**Problem:** The records below need retyping in full; give them again exactly.

**Data for this task:**

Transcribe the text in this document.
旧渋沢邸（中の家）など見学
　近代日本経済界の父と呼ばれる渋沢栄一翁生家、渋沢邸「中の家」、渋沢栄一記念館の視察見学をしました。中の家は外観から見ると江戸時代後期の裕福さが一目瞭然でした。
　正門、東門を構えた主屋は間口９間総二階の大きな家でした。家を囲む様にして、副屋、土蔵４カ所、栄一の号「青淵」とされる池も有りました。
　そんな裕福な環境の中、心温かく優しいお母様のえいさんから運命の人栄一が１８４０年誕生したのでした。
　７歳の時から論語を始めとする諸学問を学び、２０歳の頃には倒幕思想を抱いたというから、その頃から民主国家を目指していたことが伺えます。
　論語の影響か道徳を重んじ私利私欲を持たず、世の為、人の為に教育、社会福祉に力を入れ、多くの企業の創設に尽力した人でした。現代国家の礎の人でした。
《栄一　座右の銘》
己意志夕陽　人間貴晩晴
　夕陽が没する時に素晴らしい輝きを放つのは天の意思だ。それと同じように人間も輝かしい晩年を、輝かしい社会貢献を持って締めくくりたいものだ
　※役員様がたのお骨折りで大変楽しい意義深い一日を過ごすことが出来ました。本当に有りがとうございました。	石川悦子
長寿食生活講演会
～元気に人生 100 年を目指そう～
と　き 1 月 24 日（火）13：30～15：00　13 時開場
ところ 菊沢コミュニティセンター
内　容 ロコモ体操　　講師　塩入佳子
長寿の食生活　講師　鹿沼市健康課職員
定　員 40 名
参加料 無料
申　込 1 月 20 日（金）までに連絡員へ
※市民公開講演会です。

**Completed task:**
Transcribe the text in this document.
旧渋沢邸（中の家）など見学
　近代日本経済界の父と呼ばれる渋沢栄一翁生家、渋沢邸「中の家」、渋沢栄一記念館の視察見学をしました。中の家は外観から見ると江戸時代後期の裕福さが一目瞭然でした。
　正門、東門を構えた主屋は間口９間総二階の大きな家でした。家を囲む様にして、副屋、土蔵４カ所、栄一の号「青淵」とされる池も有りました。
　そんな裕福な環境の中、心温かく優しいお母様のえいさんから運命の人栄一が１８４０年誕生したのでした。
　７歳の時から論語を始めとする諸学問を学び、２０歳の頃には倒幕思想を抱いたというから、その頃から民主国家を目指していたことが伺えます。
　論語の影響か道徳を重んじ私利私欲を持たず、世の為、人の為に教育、社会福祉に力を入れ、多くの企業の創設に尽力した人でした。現代国家の礎の人でした。
《栄一　座右の銘》
己意志夕陽　人間貴晩晴
　夕陽が没する時に素晴らしい輝きを放つのは天の意思だ。それと同じように人間も輝かしい晩年を、輝かしい社会貢献を持って締めくくりたいものだ
　※役員様がたのお骨折りで大変楽しい意義深い一日を過ごすことが出来ました。本当に有りがとうございました。	石川悦子
長寿食生活講演会
～元気に人生 100 年を目指そう～
と　き 1 月 24 日（火）13：30～15：00　13 時開場
ところ 菊沢コミュニティセンター
内　容 ロコモ体操　　講師　塩入佳子
長寿の食生活　講師　鹿沼市健康課職員
定　員 40 名
参加料 無料
申　込 1 月 20 日（金）までに連絡員へ
※市民公開講演会です。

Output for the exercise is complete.